Exercise =>
Rewrite every line of the items below as a Markdown table with two columns, "No." and "Line". Number the rows in order and omit any blank lines.

Element and region data:
╭──

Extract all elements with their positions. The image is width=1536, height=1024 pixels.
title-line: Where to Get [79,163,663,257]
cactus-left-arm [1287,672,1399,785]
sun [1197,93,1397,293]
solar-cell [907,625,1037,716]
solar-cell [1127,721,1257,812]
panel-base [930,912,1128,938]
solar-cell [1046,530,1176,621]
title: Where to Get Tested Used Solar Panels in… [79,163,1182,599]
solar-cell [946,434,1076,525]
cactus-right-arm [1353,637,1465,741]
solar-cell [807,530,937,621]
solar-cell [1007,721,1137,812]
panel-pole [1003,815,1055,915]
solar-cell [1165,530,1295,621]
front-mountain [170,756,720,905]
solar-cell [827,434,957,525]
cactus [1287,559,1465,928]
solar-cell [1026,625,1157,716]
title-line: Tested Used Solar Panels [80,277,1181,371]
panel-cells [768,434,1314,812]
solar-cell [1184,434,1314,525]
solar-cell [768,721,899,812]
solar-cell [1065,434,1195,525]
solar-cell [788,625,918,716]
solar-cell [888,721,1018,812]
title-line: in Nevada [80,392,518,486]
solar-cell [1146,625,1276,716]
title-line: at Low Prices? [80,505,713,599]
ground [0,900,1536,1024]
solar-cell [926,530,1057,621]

╰──

Worked answer =>
| No. | Line |
|---|---|
| 1 | Extract all elements with their positions. The image is width=1536, height=1024 pixels. |
| 2 | title-line: Where to Get [79,163,663,257] |
| 3 | cactus-left-arm [1287,672,1399,785] |
| 4 | sun [1197,93,1397,293] |
| 5 | solar-cell [907,625,1037,716] |
| 6 | solar-cell [1127,721,1257,812] |
| 7 | panel-base [930,912,1128,938] |
| 8 | solar-cell [1046,530,1176,621] |
| 9 | title: Where to Get Tested Used Solar Panels in… [79,163,1182,599] |
| 10 | solar-cell [946,434,1076,525] |
| 11 | cactus-right-arm [1353,637,1465,741] |
| 12 | solar-cell [807,530,937,621] |
| 13 | solar-cell [1007,721,1137,812] |
| 14 | panel-pole [1003,815,1055,915] |
| 15 | solar-cell [1165,530,1295,621] |
| 16 | front-mountain [170,756,720,905] |
| 17 | solar-cell [827,434,957,525] |
| 18 | cactus [1287,559,1465,928] |
| 19 | solar-cell [1026,625,1157,716] |
| 20 | title-line: Tested Used Solar Panels [80,277,1181,371] |
| 21 | panel-cells [768,434,1314,812] |
| 22 | solar-cell [1184,434,1314,525] |
| 23 | solar-cell [768,721,899,812] |
| 24 | solar-cell [1065,434,1195,525] |
| 25 | solar-cell [788,625,918,716] |
| 26 | solar-cell [888,721,1018,812] |
| 27 | title-line: in Nevada [80,392,518,486] |
| 28 | solar-cell [1146,625,1276,716] |
| 29 | title-line: at Low Prices? [80,505,713,599] |
| 30 | ground [0,900,1536,1024] |
| 31 | solar-cell [926,530,1057,621] |